Dataset listings of figures
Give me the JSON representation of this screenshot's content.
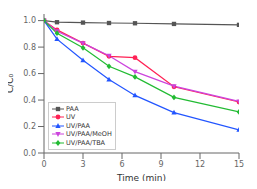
{
  "chart_data": {
    "type": "line",
    "xlabel": "Time (min)",
    "ylabel": "C/C₀",
    "x": [
      0,
      1,
      3,
      5,
      7,
      10,
      15
    ],
    "xlim": [
      0,
      15
    ],
    "ylim": [
      0.0,
      1.05
    ],
    "xticks": [
      0,
      3,
      6,
      9,
      12,
      15
    ],
    "yticks": [
      {
        "value": 0.0,
        "label": "0.0"
      },
      0.2,
      0.4,
      0.6,
      0.8,
      {
        "value": 1.0,
        "label": "1.0"
      }
    ],
    "grid": false,
    "legend": "lower left",
    "series": [
      {
        "name": "PAA",
        "color": "#555555",
        "marker": "square",
        "values": [
          1.0,
          0.988,
          0.985,
          0.982,
          0.98,
          0.975,
          0.968
        ]
      },
      {
        "name": "UV",
        "color": "#ff2255",
        "marker": "circle",
        "values": [
          1.0,
          0.93,
          0.83,
          0.73,
          0.72,
          0.5,
          0.385
        ]
      },
      {
        "name": "UV/PAA",
        "color": "#2255ff",
        "marker": "triangle-up",
        "values": [
          1.0,
          0.86,
          0.7,
          0.555,
          0.435,
          0.305,
          0.175
        ]
      },
      {
        "name": "UV/PAA/MeOH",
        "color": "#cc44dd",
        "marker": "triangle-down",
        "values": [
          1.0,
          0.92,
          0.83,
          0.735,
          0.615,
          0.505,
          0.39
        ]
      },
      {
        "name": "UV/PAA/TBA",
        "color": "#22bb33",
        "marker": "diamond",
        "values": [
          1.0,
          0.905,
          0.795,
          0.655,
          0.575,
          0.42,
          0.31
        ]
      }
    ]
  }
}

» **Task prompt**
Give the number of lines in the records that contain the string "triangle", with no other output.

» **The result**
2